• **AIM OF THE TASK**
Tell how many lines contain the word "Ángel". Reply with the number only.

(Saved entries)
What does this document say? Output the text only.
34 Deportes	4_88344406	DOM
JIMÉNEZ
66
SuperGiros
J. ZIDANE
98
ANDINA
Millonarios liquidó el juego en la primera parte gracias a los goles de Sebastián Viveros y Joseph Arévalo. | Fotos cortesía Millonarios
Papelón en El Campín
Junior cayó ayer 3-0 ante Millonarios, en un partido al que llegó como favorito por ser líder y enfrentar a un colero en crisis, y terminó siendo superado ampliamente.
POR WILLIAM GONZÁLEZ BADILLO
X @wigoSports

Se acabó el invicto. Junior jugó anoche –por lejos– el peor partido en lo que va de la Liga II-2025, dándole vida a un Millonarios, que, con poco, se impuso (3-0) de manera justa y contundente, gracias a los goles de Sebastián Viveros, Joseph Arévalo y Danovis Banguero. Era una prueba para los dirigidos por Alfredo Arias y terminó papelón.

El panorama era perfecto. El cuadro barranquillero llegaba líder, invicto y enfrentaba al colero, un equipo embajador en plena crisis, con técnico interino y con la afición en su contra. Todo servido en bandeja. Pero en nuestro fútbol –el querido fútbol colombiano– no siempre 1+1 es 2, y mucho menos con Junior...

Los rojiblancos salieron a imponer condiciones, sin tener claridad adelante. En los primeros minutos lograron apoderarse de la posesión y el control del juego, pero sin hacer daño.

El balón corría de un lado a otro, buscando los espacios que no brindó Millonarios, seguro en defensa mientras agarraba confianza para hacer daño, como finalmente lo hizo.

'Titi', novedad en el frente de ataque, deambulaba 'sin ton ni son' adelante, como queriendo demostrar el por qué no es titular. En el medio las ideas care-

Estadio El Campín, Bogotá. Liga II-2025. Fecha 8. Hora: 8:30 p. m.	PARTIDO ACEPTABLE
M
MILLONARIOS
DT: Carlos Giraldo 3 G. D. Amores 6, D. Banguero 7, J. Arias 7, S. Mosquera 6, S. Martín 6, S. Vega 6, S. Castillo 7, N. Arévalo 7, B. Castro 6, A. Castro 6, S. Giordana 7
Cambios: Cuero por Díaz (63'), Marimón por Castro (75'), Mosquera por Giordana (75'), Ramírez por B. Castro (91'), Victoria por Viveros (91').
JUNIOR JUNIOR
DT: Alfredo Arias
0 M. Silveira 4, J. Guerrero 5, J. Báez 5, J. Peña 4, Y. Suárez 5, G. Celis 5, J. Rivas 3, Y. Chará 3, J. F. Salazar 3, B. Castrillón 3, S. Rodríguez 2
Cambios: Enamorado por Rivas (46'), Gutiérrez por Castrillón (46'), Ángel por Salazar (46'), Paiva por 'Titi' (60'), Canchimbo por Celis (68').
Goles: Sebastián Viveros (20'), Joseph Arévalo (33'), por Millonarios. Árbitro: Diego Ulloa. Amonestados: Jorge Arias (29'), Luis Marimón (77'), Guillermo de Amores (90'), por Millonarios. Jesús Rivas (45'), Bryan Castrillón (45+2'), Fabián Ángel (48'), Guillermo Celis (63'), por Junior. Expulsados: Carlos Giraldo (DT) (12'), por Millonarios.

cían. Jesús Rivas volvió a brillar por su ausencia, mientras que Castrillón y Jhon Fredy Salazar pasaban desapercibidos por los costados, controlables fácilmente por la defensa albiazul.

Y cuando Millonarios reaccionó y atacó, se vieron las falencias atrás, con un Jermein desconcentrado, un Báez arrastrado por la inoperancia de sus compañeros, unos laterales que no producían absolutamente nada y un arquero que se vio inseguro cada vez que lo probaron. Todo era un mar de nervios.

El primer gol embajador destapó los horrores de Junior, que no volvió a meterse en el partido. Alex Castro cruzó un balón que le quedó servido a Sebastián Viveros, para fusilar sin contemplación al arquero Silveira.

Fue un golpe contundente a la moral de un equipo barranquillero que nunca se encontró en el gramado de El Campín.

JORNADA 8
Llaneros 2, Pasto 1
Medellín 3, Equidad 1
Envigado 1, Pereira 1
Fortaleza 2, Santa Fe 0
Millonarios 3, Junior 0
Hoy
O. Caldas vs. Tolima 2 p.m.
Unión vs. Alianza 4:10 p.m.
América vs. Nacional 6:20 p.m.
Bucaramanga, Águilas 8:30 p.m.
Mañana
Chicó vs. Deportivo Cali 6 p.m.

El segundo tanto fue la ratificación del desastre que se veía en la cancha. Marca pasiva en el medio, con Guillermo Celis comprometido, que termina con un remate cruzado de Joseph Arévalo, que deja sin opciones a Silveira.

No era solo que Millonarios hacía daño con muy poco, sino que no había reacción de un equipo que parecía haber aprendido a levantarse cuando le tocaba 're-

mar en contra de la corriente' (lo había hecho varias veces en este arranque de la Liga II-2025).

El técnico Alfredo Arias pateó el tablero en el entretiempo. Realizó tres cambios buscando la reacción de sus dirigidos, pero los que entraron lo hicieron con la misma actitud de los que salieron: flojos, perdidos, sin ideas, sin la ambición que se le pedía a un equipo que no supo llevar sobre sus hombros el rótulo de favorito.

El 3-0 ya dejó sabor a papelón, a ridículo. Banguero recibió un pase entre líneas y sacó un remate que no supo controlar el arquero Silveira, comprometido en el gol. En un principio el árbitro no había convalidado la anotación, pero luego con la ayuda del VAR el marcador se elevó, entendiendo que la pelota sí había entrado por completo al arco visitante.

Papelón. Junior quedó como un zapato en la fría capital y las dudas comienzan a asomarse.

• **TASK SOLUTION**
2